-- Short problem --
Repeat the whole listing exactly.

★ ★ ★ ★ ★ ★ ★

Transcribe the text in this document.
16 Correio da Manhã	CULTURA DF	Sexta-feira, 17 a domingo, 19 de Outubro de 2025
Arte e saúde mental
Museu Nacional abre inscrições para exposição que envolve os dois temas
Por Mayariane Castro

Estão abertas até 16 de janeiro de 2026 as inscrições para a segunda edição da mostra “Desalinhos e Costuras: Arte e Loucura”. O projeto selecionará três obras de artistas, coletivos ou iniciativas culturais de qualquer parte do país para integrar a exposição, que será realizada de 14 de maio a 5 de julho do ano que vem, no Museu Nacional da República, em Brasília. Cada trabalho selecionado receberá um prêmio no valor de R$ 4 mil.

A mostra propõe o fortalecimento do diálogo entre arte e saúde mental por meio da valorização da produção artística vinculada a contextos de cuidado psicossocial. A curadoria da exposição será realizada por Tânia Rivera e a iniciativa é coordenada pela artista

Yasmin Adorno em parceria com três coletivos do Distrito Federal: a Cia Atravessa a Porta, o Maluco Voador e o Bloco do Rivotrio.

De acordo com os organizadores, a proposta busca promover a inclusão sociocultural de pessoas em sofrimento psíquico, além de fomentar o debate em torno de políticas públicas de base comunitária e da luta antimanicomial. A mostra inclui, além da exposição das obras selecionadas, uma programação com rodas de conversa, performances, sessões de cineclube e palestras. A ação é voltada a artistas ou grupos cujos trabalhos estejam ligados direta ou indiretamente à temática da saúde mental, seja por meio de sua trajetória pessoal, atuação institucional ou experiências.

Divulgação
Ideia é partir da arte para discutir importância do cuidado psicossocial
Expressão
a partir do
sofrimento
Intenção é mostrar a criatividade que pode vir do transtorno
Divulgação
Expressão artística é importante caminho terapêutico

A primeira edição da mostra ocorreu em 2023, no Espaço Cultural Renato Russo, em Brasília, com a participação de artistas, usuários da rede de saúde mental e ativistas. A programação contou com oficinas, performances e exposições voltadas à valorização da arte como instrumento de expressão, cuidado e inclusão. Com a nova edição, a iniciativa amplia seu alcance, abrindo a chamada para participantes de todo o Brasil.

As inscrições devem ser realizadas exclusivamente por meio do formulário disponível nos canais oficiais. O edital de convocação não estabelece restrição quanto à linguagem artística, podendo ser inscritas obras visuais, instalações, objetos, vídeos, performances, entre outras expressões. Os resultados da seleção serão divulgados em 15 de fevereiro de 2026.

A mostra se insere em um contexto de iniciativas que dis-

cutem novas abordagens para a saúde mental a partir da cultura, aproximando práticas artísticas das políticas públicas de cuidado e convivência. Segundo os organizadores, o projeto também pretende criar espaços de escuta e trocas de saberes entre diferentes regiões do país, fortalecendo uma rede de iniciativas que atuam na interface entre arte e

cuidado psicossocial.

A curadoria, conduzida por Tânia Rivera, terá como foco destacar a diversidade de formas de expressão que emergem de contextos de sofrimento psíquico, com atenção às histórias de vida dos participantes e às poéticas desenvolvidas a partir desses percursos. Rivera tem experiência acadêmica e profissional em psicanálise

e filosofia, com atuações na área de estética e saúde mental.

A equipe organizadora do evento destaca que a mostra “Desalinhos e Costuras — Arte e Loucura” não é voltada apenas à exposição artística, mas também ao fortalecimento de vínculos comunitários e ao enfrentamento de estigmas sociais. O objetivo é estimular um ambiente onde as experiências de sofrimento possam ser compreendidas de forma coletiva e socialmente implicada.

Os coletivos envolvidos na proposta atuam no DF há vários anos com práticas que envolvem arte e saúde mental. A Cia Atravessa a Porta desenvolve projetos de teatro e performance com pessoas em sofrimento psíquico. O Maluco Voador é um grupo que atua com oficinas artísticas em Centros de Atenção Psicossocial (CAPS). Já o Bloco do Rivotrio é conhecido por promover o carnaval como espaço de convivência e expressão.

★ ★ ★ ★ ★ ★ ★

-- Output for this exercise --
Transcribe the text in this document.
16 Correio da Manhã	CULTURA DF	Sexta-feira, 17 a domingo, 19 de Outubro de 2025
Arte e saúde mental
Museu Nacional abre inscrições para exposição que envolve os dois temas
Por Mayariane Castro

Estão abertas até 16 de janeiro de 2026 as inscrições para a segunda edição da mostra “Desalinhos e Costuras: Arte e Loucura”. O projeto selecionará três obras de artistas, coletivos ou iniciativas culturais de qualquer parte do país para integrar a exposição, que será realizada de 14 de maio a 5 de julho do ano que vem, no Museu Nacional da República, em Brasília. Cada trabalho selecionado receberá um prêmio no valor de R$ 4 mil.

A mostra propõe o fortalecimento do diálogo entre arte e saúde mental por meio da valorização da produção artística vinculada a contextos de cuidado psicossocial. A curadoria da exposição será realizada por Tânia Rivera e a iniciativa é coordenada pela artista

Yasmin Adorno em parceria com três coletivos do Distrito Federal: a Cia Atravessa a Porta, o Maluco Voador e o Bloco do Rivotrio.

De acordo com os organizadores, a proposta busca promover a inclusão sociocultural de pessoas em sofrimento psíquico, além de fomentar o debate em torno de políticas públicas de base comunitária e da luta antimanicomial. A mostra inclui, além da exposição das obras selecionadas, uma programação com rodas de conversa, performances, sessões de cineclube e palestras. A ação é voltada a artistas ou grupos cujos trabalhos estejam ligados direta ou indiretamente à temática da saúde mental, seja por meio de sua trajetória pessoal, atuação institucional ou experiências.

Divulgação
Ideia é partir da arte para discutir importância do cuidado psicossocial
Expressão
a partir do
sofrimento
Intenção é mostrar a criatividade que pode vir do transtorno
Divulgação
Expressão artística é importante caminho terapêutico

A primeira edição da mostra ocorreu em 2023, no Espaço Cultural Renato Russo, em Brasília, com a participação de artistas, usuários da rede de saúde mental e ativistas. A programação contou com oficinas, performances e exposições voltadas à valorização da arte como instrumento de expressão, cuidado e inclusão. Com a nova edição, a iniciativa amplia seu alcance, abrindo a chamada para participantes de todo o Brasil.

As inscrições devem ser realizadas exclusivamente por meio do formulário disponível nos canais oficiais. O edital de convocação não estabelece restrição quanto à linguagem artística, podendo ser inscritas obras visuais, instalações, objetos, vídeos, performances, entre outras expressões. Os resultados da seleção serão divulgados em 15 de fevereiro de 2026.

A mostra se insere em um contexto de iniciativas que dis-

cutem novas abordagens para a saúde mental a partir da cultura, aproximando práticas artísticas das políticas públicas de cuidado e convivência. Segundo os organizadores, o projeto também pretende criar espaços de escuta e trocas de saberes entre diferentes regiões do país, fortalecendo uma rede de iniciativas que atuam na interface entre arte e

cuidado psicossocial.

A curadoria, conduzida por Tânia Rivera, terá como foco destacar a diversidade de formas de expressão que emergem de contextos de sofrimento psíquico, com atenção às histórias de vida dos participantes e às poéticas desenvolvidas a partir desses percursos. Rivera tem experiência acadêmica e profissional em psicanálise

e filosofia, com atuações na área de estética e saúde mental.

A equipe organizadora do evento destaca que a mostra “Desalinhos e Costuras — Arte e Loucura” não é voltada apenas à exposição artística, mas também ao fortalecimento de vínculos comunitários e ao enfrentamento de estigmas sociais. O objetivo é estimular um ambiente onde as experiências de sofrimento possam ser compreendidas de forma coletiva e socialmente implicada.

Os coletivos envolvidos na proposta atuam no DF há vários anos com práticas que envolvem arte e saúde mental. A Cia Atravessa a Porta desenvolve projetos de teatro e performance com pessoas em sofrimento psíquico. O Maluco Voador é um grupo que atua com oficinas artísticas em Centros de Atenção Psicossocial (CAPS). Já o Bloco do Rivotrio é conhecido por promover o carnaval como espaço de convivência e expressão.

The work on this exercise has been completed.